[Directions] Select every line below containing the word "name".

[Record list]
────────────────────────────────────────

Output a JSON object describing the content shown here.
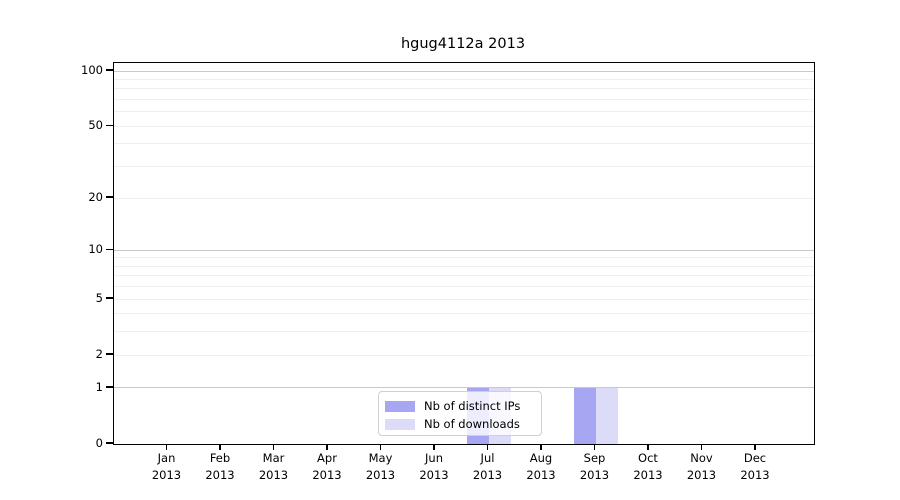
{
  "title": "hgug4112a 2013",
  "legend": {
    "items": [
      {
        "label": "Nb of distinct IPs",
        "color": "#a6a6f2"
      },
      {
        "label": "Nb of downloads",
        "color": "#dcdcf9"
      }
    ]
  },
  "axes": {
    "y_tick_labels": [
      "0",
      "1",
      "2",
      "5",
      "10",
      "20",
      "50",
      "100"
    ],
    "y_tick_values": [
      0,
      1,
      2,
      5,
      10,
      20,
      50,
      100
    ],
    "y_minor_gridlines": [
      2,
      3,
      4,
      5,
      6,
      7,
      8,
      9,
      20,
      30,
      40,
      50,
      60,
      70,
      80,
      90
    ],
    "y_major_gridlines": [
      1,
      10,
      100
    ]
  },
  "colors": {
    "spine": "#000000",
    "minor_grid": "#eeeeee",
    "major_grid": "#c9c9c9",
    "background": "#ffffff"
  },
  "chart_data": {
    "type": "bar",
    "title": "hgug4112a 2013",
    "categories": [
      "Jan 2013",
      "Feb 2013",
      "Mar 2013",
      "Apr 2013",
      "May 2013",
      "Jun 2013",
      "Jul 2013",
      "Aug 2013",
      "Sep 2013",
      "Oct 2013",
      "Nov 2013",
      "Dec 2013"
    ],
    "series": [
      {
        "name": "Nb of distinct IPs",
        "color": "#a6a6f2",
        "values": [
          0,
          0,
          0,
          0,
          0,
          0,
          1,
          0,
          1,
          0,
          0,
          0
        ]
      },
      {
        "name": "Nb of downloads",
        "color": "#dcdcf9",
        "values": [
          0,
          0,
          0,
          0,
          0,
          0,
          1,
          0,
          1,
          0,
          0,
          0
        ]
      }
    ],
    "xlabel": "",
    "ylabel": "",
    "y_scale": "log1p",
    "ylim": [
      0,
      110
    ],
    "grid": true,
    "legend_position": "bottom-center-inside"
  }
}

────────────────────────────────────────

[Exercise solution]
        "name": "Nb of distinct IPs",
        "name": "Nb of downloads",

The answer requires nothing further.